**What the task requires:**
Each line of the material must appear again in the answer, exactly.

§ §

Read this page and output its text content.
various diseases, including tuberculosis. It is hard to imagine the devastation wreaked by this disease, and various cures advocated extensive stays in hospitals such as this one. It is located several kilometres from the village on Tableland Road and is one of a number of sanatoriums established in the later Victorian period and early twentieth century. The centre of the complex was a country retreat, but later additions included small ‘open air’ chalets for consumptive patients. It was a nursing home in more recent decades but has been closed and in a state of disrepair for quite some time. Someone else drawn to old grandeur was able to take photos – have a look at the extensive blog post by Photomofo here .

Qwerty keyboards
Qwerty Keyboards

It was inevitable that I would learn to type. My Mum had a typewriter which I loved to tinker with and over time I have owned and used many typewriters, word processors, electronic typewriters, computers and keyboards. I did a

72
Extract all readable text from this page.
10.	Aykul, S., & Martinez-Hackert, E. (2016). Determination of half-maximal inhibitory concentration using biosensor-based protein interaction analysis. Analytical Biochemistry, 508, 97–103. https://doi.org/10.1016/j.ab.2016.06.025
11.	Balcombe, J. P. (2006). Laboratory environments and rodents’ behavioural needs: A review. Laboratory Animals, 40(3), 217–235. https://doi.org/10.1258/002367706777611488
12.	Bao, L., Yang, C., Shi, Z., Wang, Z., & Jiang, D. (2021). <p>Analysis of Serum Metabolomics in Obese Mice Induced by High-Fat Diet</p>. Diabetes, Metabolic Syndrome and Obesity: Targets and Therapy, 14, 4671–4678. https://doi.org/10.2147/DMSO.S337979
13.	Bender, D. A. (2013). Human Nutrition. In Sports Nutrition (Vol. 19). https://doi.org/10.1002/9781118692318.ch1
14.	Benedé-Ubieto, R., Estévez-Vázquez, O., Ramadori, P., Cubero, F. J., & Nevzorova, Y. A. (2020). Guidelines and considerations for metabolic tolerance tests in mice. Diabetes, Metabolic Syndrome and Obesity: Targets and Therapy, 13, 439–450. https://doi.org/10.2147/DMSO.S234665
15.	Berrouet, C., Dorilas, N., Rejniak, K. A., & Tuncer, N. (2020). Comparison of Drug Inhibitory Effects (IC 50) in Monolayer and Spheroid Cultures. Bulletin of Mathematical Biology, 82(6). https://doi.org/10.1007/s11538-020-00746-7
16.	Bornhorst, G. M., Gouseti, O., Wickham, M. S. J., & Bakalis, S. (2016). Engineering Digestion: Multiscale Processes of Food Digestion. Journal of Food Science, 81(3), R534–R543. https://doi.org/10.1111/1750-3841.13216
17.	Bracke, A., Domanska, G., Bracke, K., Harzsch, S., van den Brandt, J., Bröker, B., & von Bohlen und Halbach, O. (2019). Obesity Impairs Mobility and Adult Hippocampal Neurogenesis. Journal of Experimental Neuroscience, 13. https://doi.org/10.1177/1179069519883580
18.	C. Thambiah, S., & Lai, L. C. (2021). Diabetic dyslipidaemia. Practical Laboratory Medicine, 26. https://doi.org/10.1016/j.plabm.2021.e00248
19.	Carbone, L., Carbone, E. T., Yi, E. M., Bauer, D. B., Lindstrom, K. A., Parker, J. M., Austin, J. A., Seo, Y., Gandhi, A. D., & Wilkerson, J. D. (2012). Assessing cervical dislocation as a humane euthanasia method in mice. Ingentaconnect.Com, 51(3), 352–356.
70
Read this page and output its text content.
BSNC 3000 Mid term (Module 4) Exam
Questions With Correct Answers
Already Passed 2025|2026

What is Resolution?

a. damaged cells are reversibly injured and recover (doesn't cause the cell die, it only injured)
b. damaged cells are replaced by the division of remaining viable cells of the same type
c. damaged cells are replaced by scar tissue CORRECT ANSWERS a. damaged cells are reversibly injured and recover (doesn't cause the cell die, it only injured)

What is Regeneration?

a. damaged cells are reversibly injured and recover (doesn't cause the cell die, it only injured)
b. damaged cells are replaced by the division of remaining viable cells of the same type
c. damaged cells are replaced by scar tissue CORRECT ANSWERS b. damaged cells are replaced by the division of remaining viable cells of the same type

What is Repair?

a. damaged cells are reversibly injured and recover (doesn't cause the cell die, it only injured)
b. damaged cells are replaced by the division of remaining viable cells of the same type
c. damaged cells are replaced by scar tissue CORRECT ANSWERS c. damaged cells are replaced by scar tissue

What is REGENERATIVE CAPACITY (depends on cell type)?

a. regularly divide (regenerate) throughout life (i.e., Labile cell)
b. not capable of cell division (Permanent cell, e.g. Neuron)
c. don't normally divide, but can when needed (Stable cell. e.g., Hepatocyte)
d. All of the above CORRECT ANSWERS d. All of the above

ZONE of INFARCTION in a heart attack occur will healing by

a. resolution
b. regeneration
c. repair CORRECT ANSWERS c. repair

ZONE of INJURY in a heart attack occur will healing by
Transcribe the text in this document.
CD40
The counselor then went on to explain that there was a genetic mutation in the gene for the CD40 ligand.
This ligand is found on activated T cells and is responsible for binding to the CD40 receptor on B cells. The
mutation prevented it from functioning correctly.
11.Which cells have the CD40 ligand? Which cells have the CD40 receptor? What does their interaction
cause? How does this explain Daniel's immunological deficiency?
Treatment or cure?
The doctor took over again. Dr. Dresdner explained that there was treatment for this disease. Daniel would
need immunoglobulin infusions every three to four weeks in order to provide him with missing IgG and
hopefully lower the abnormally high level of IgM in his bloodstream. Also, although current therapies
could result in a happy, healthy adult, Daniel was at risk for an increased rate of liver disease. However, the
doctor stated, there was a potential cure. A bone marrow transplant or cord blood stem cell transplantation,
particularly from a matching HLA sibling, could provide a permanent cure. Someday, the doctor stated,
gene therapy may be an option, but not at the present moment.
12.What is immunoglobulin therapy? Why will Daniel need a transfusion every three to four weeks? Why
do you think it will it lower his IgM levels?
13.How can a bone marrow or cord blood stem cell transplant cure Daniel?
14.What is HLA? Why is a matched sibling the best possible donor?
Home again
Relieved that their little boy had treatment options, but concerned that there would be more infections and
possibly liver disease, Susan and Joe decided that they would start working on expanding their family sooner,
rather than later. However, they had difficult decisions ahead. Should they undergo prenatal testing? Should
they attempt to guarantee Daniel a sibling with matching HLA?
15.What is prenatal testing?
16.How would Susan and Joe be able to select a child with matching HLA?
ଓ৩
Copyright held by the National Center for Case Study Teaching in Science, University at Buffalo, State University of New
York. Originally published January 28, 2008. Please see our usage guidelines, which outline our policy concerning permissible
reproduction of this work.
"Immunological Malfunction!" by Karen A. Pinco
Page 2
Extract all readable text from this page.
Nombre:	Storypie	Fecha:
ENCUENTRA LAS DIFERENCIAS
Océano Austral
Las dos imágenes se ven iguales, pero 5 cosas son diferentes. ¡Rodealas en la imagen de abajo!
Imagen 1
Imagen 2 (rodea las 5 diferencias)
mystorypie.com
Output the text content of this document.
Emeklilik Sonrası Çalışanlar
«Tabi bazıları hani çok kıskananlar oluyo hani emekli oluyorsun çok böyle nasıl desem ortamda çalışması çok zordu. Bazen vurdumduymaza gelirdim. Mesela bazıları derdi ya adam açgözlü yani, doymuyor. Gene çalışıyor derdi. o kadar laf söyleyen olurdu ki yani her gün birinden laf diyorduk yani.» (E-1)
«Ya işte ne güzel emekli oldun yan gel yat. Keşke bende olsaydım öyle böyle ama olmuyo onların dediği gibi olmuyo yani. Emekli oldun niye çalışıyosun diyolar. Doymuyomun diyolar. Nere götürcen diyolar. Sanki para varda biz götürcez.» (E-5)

§ §

**Exercise solution:**
Read this page and output its text content.
various diseases, including tuberculosis. It is hard to imagine the devastation wreaked by this disease, and various cures advocated extensive stays in hospitals such as this one. It is located several kilometres from the village on Tableland Road and is one of a number of sanatoriums established in the later Victorian period and early twentieth century. The centre of the complex was a country retreat, but later additions included small ‘open air’ chalets for consumptive patients. It was a nursing home in more recent decades but has been closed and in a state of disrepair for quite some time. Someone else drawn to old grandeur was able to take photos – have a look at the extensive blog post by Photomofo here .

Qwerty keyboards
Qwerty Keyboards

It was inevitable that I would learn to type. My Mum had a typewriter which I loved to tinker with and over time I have owned and used many typewriters, word processors, electronic typewriters, computers and keyboards. I did a

72
Extract all readable text from this page.
10.	Aykul, S., & Martinez-Hackert, E. (2016). Determination of half-maximal inhibitory concentration using biosensor-based protein interaction analysis. Analytical Biochemistry, 508, 97–103. https://doi.org/10.1016/j.ab.2016.06.025
11.	Balcombe, J. P. (2006). Laboratory environments and rodents’ behavioural needs: A review. Laboratory Animals, 40(3), 217–235. https://doi.org/10.1258/002367706777611488
12.	Bao, L., Yang, C., Shi, Z., Wang, Z., & Jiang, D. (2021). <p>Analysis of Serum Metabolomics in Obese Mice Induced by High-Fat Diet</p>. Diabetes, Metabolic Syndrome and Obesity: Targets and Therapy, 14, 4671–4678. https://doi.org/10.2147/DMSO.S337979
13.	Bender, D. A. (2013). Human Nutrition. In Sports Nutrition (Vol. 19). https://doi.org/10.1002/9781118692318.ch1
14.	Benedé-Ubieto, R., Estévez-Vázquez, O., Ramadori, P., Cubero, F. J., & Nevzorova, Y. A. (2020). Guidelines and considerations for metabolic tolerance tests in mice. Diabetes, Metabolic Syndrome and Obesity: Targets and Therapy, 13, 439–450. https://doi.org/10.2147/DMSO.S234665
15.	Berrouet, C., Dorilas, N., Rejniak, K. A., & Tuncer, N. (2020). Comparison of Drug Inhibitory Effects (IC 50) in Monolayer and Spheroid Cultures. Bulletin of Mathematical Biology, 82(6). https://doi.org/10.1007/s11538-020-00746-7
16.	Bornhorst, G. M., Gouseti, O., Wickham, M. S. J., & Bakalis, S. (2016). Engineering Digestion: Multiscale Processes of Food Digestion. Journal of Food Science, 81(3), R534–R543. https://doi.org/10.1111/1750-3841.13216
17.	Bracke, A., Domanska, G., Bracke, K., Harzsch, S., van den Brandt, J., Bröker, B., & von Bohlen und Halbach, O. (2019). Obesity Impairs Mobility and Adult Hippocampal Neurogenesis. Journal of Experimental Neuroscience, 13. https://doi.org/10.1177/1179069519883580
18.	C. Thambiah, S., & Lai, L. C. (2021). Diabetic dyslipidaemia. Practical Laboratory Medicine, 26. https://doi.org/10.1016/j.plabm.2021.e00248
19.	Carbone, L., Carbone, E. T., Yi, E. M., Bauer, D. B., Lindstrom, K. A., Parker, J. M., Austin, J. A., Seo, Y., Gandhi, A. D., & Wilkerson, J. D. (2012). Assessing cervical dislocation as a humane euthanasia method in mice. Ingentaconnect.Com, 51(3), 352–356.
70
Read this page and output its text content.
BSNC 3000 Mid term (Module 4) Exam
Questions With Correct Answers
Already Passed 2025|2026

What is Resolution?

a. damaged cells are reversibly injured and recover (doesn't cause the cell die, it only injured)
b. damaged cells are replaced by the division of remaining viable cells of the same type
c. damaged cells are replaced by scar tissue CORRECT ANSWERS a. damaged cells are reversibly injured and recover (doesn't cause the cell die, it only injured)

What is Regeneration?

a. damaged cells are reversibly injured and recover (doesn't cause the cell die, it only injured)
b. damaged cells are replaced by the division of remaining viable cells of the same type
c. damaged cells are replaced by scar tissue CORRECT ANSWERS b. damaged cells are replaced by the division of remaining viable cells of the same type

What is Repair?

a. damaged cells are reversibly injured and recover (doesn't cause the cell die, it only injured)
b. damaged cells are replaced by the division of remaining viable cells of the same type
c. damaged cells are replaced by scar tissue CORRECT ANSWERS c. damaged cells are replaced by scar tissue

What is REGENERATIVE CAPACITY (depends on cell type)?

a. regularly divide (regenerate) throughout life (i.e., Labile cell)
b. not capable of cell division (Permanent cell, e.g. Neuron)
c. don't normally divide, but can when needed (Stable cell. e.g., Hepatocyte)
d. All of the above CORRECT ANSWERS d. All of the above

ZONE of INFARCTION in a heart attack occur will healing by

a. resolution
b. regeneration
c. repair CORRECT ANSWERS c. repair

ZONE of INJURY in a heart attack occur will healing by
Transcribe the text in this document.
CD40
The counselor then went on to explain that there was a genetic mutation in the gene for the CD40 ligand.
This ligand is found on activated T cells and is responsible for binding to the CD40 receptor on B cells. The
mutation prevented it from functioning correctly.
11.Which cells have the CD40 ligand? Which cells have the CD40 receptor? What does their interaction
cause? How does this explain Daniel's immunological deficiency?
Treatment or cure?
The doctor took over again. Dr. Dresdner explained that there was treatment for this disease. Daniel would
need immunoglobulin infusions every three to four weeks in order to provide him with missing IgG and
hopefully lower the abnormally high level of IgM in his bloodstream. Also, although current therapies
could result in a happy, healthy adult, Daniel was at risk for an increased rate of liver disease. However, the
doctor stated, there was a potential cure. A bone marrow transplant or cord blood stem cell transplantation,
particularly from a matching HLA sibling, could provide a permanent cure. Someday, the doctor stated,
gene therapy may be an option, but not at the present moment.
12.What is immunoglobulin therapy? Why will Daniel need a transfusion every three to four weeks? Why
do you think it will it lower his IgM levels?
13.How can a bone marrow or cord blood stem cell transplant cure Daniel?
14.What is HLA? Why is a matched sibling the best possible donor?
Home again
Relieved that their little boy had treatment options, but concerned that there would be more infections and
possibly liver disease, Susan and Joe decided that they would start working on expanding their family sooner,
rather than later. However, they had difficult decisions ahead. Should they undergo prenatal testing? Should
they attempt to guarantee Daniel a sibling with matching HLA?
15.What is prenatal testing?
16.How would Susan and Joe be able to select a child with matching HLA?
ଓ৩
Copyright held by the National Center for Case Study Teaching in Science, University at Buffalo, State University of New
York. Originally published January 28, 2008. Please see our usage guidelines, which outline our policy concerning permissible
reproduction of this work.
"Immunological Malfunction!" by Karen A. Pinco
Page 2
Extract all readable text from this page.
Nombre:	Storypie	Fecha:
ENCUENTRA LAS DIFERENCIAS
Océano Austral
Las dos imágenes se ven iguales, pero 5 cosas son diferentes. ¡Rodealas en la imagen de abajo!
Imagen 1
Imagen 2 (rodea las 5 diferencias)
mystorypie.com
Output the text content of this document.
Emeklilik Sonrası Çalışanlar
«Tabi bazıları hani çok kıskananlar oluyo hani emekli oluyorsun çok böyle nasıl desem ortamda çalışması çok zordu. Bazen vurdumduymaza gelirdim. Mesela bazıları derdi ya adam açgözlü yani, doymuyor. Gene çalışıyor derdi. o kadar laf söyleyen olurdu ki yani her gün birinden laf diyorduk yani.» (E-1)
«Ya işte ne güzel emekli oldun yan gel yat. Keşke bende olsaydım öyle böyle ama olmuyo onların dediği gibi olmuyo yani. Emekli oldun niye çalışıyosun diyolar. Doymuyomun diyolar. Nere götürcen diyolar. Sanki para varda biz götürcez.» (E-5)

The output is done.